(Extracted data entries)
■ ■ ■

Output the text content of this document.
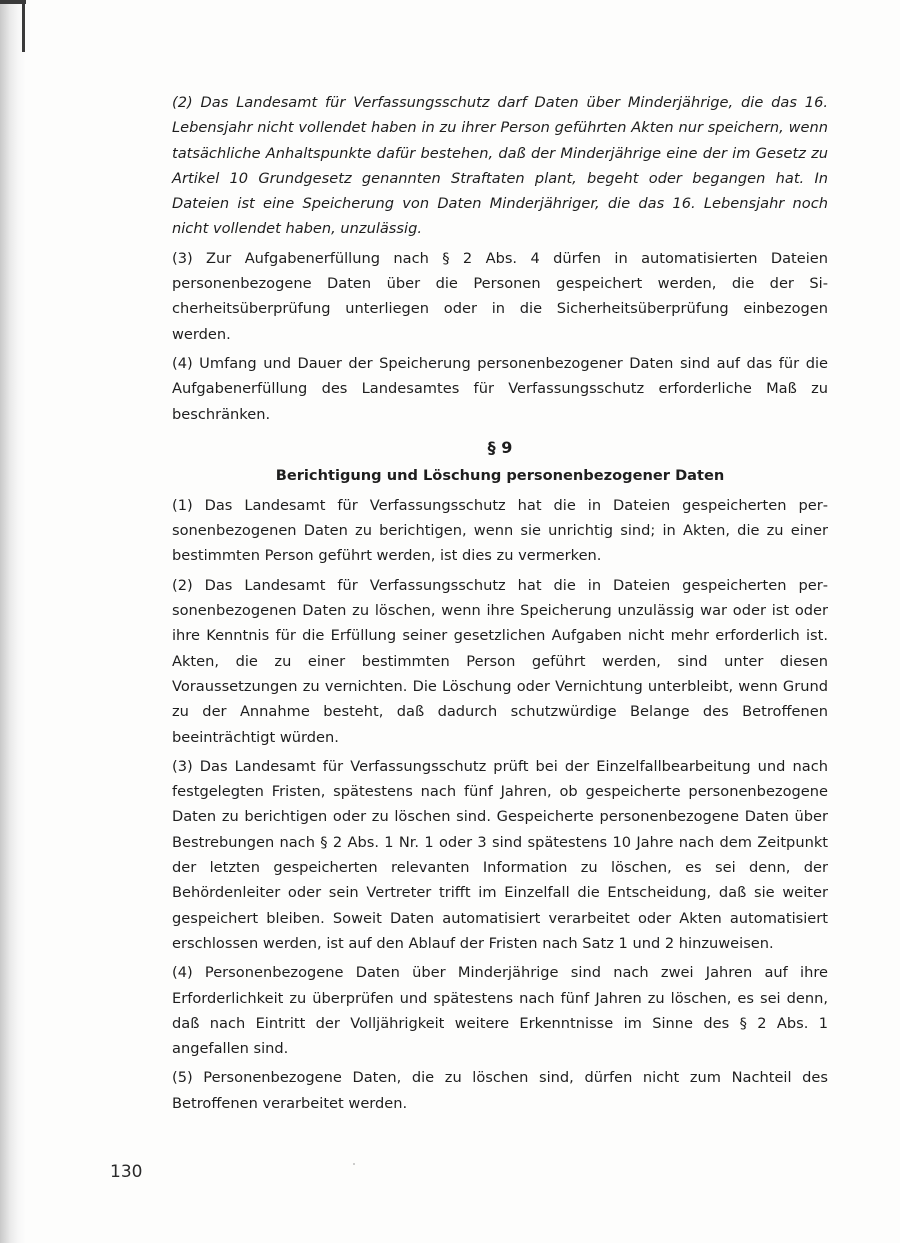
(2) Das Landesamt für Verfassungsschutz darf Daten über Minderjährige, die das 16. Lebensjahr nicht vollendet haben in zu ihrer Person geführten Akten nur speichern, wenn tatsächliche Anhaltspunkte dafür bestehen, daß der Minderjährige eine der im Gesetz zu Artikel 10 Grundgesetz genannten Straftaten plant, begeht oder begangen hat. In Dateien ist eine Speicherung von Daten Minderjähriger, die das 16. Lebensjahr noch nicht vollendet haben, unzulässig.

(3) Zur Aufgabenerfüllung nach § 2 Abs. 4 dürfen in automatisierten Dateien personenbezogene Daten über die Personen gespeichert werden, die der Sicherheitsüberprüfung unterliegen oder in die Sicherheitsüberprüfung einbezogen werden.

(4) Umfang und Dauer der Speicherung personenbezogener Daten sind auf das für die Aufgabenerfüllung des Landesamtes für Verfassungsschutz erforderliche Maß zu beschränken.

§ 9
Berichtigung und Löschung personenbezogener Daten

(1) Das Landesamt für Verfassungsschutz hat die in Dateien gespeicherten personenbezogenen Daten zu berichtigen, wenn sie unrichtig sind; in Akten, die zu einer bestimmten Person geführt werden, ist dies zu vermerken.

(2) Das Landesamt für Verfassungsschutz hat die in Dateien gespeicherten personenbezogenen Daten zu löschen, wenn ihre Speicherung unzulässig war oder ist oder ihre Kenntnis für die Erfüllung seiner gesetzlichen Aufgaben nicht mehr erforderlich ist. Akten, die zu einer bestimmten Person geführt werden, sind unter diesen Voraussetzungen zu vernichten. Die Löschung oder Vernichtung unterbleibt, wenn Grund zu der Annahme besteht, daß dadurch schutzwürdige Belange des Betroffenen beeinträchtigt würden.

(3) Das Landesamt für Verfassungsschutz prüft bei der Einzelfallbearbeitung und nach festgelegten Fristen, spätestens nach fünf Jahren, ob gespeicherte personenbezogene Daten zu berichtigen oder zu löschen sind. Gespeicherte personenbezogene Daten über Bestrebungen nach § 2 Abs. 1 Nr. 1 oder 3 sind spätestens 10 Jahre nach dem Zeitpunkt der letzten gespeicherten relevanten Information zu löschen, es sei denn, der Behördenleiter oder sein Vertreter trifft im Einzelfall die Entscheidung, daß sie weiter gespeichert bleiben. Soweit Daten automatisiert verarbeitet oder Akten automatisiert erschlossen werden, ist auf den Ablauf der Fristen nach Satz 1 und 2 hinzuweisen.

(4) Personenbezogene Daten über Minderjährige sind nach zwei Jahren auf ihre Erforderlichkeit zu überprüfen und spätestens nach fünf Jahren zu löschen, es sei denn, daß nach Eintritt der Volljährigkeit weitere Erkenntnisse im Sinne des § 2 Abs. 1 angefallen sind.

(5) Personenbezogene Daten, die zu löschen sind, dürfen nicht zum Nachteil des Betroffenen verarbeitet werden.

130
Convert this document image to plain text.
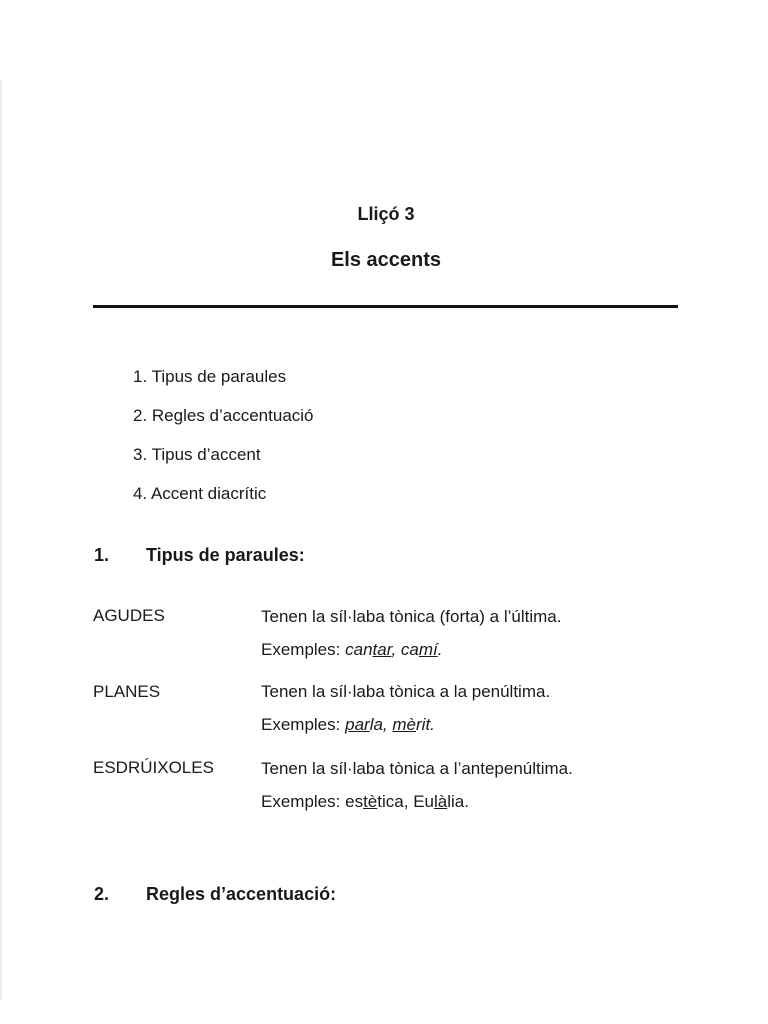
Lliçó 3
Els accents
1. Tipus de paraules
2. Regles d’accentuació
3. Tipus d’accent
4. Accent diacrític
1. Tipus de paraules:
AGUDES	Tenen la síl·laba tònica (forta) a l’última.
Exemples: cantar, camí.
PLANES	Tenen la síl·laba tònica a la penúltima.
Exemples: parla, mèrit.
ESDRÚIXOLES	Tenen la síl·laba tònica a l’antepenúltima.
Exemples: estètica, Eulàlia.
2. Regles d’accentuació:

■ ■ ■

Stated goal
Scan the material above for the string "laba" and return the lines that hold it.

Result
AGUDES	Tenen la síl·laba tònica (forta) a l’última.
PLANES	Tenen la síl·laba tònica a la penúltima.
ESDRÚIXOLES	Tenen la síl·laba tònica a l’antepenúltima.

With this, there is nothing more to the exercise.